RECORD LIST |
========================

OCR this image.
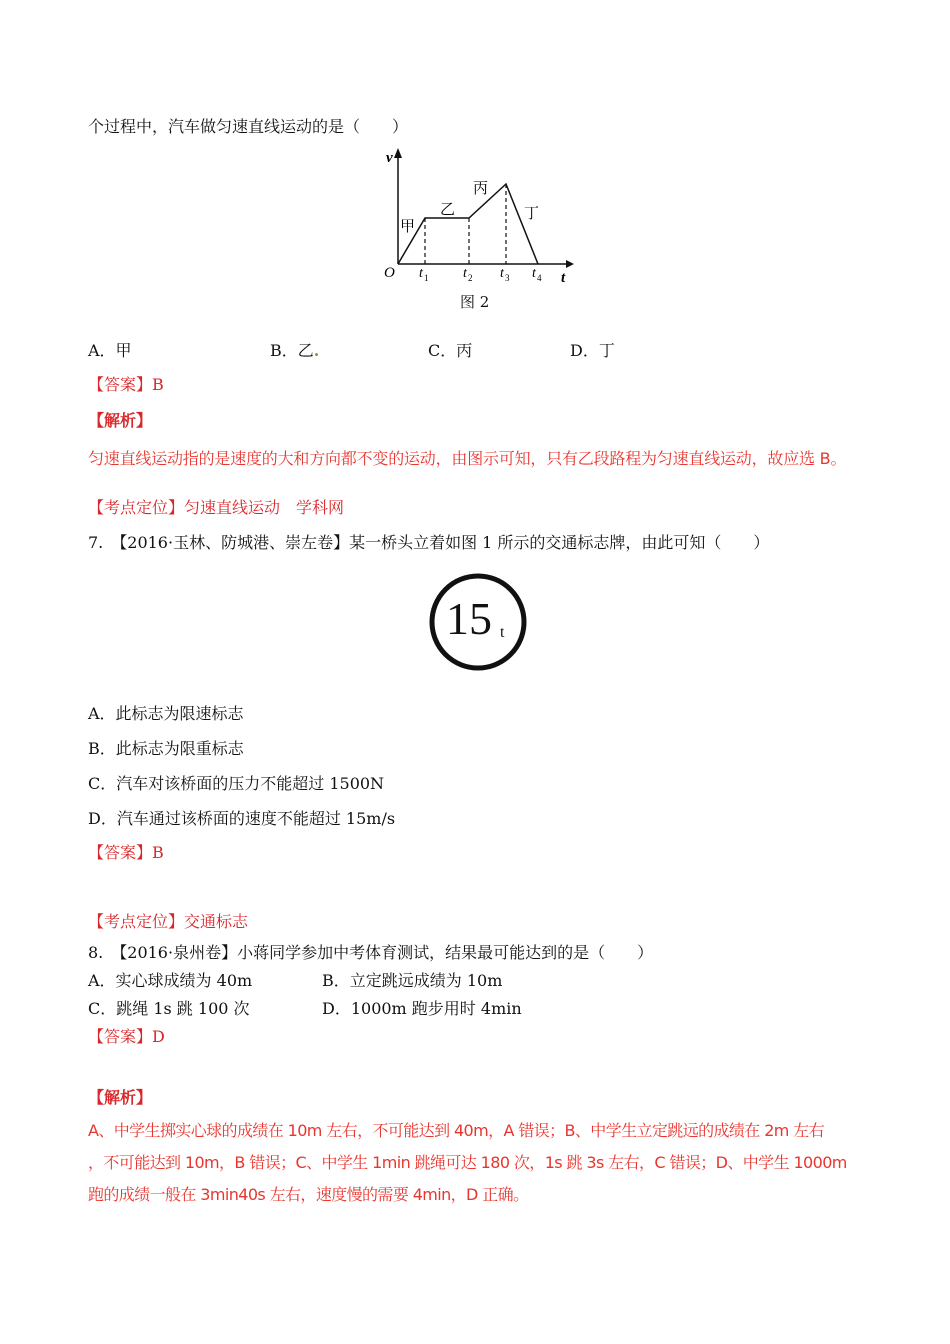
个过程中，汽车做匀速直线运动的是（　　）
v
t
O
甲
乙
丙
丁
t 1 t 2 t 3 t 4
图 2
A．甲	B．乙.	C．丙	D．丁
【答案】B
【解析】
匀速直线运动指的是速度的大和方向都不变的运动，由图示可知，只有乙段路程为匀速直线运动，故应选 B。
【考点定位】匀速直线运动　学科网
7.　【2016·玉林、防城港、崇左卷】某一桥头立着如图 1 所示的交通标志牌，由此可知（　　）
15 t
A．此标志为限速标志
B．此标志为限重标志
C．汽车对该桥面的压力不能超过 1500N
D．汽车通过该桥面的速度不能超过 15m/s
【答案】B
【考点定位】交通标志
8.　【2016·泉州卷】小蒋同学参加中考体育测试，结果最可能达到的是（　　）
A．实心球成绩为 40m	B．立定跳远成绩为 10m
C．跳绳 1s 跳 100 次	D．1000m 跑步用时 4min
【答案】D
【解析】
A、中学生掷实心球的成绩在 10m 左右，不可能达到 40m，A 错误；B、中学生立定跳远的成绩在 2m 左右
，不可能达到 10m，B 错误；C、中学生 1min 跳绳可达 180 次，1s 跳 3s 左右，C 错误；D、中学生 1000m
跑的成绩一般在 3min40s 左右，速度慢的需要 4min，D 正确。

========================

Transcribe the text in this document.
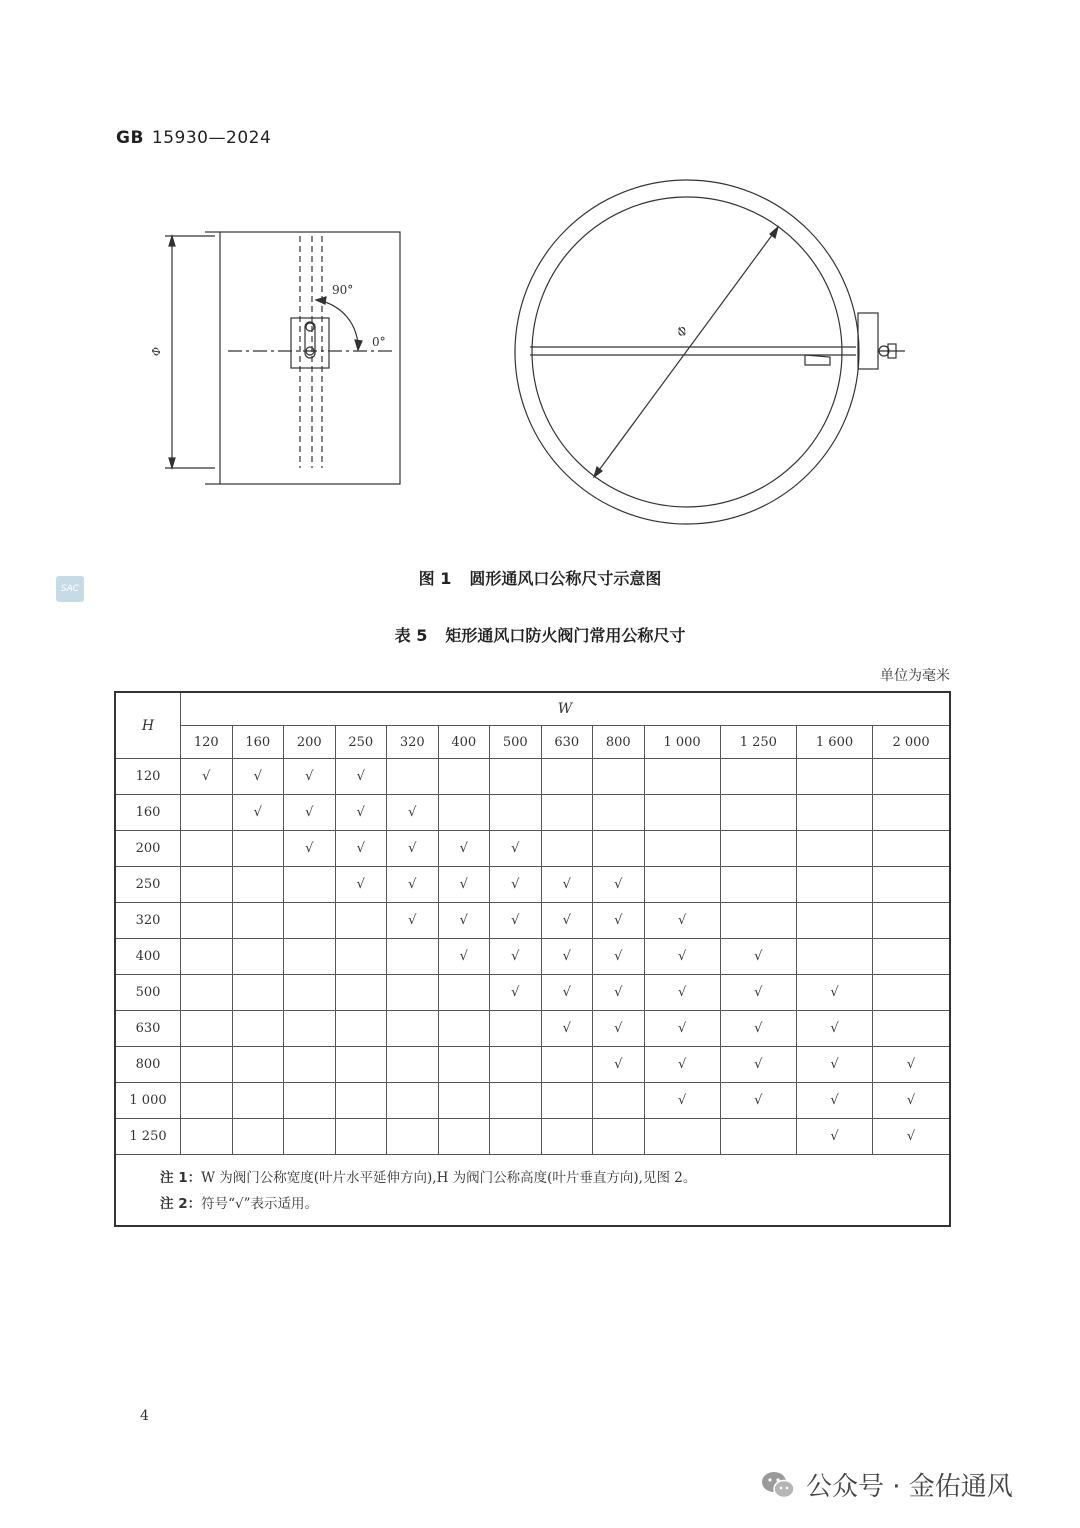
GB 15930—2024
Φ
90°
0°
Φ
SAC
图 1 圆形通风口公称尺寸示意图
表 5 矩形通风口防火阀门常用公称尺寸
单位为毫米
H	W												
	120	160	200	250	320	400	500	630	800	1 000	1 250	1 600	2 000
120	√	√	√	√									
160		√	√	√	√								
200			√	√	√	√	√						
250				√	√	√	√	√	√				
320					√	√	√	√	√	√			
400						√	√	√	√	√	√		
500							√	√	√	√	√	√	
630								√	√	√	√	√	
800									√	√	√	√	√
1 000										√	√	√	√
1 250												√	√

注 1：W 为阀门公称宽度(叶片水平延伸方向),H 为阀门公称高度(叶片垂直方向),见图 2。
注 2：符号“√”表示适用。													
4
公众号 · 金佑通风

========================

Only the number is wanted: how many lines contain the string "不可能达到"?

WRITTEN REPLY | 2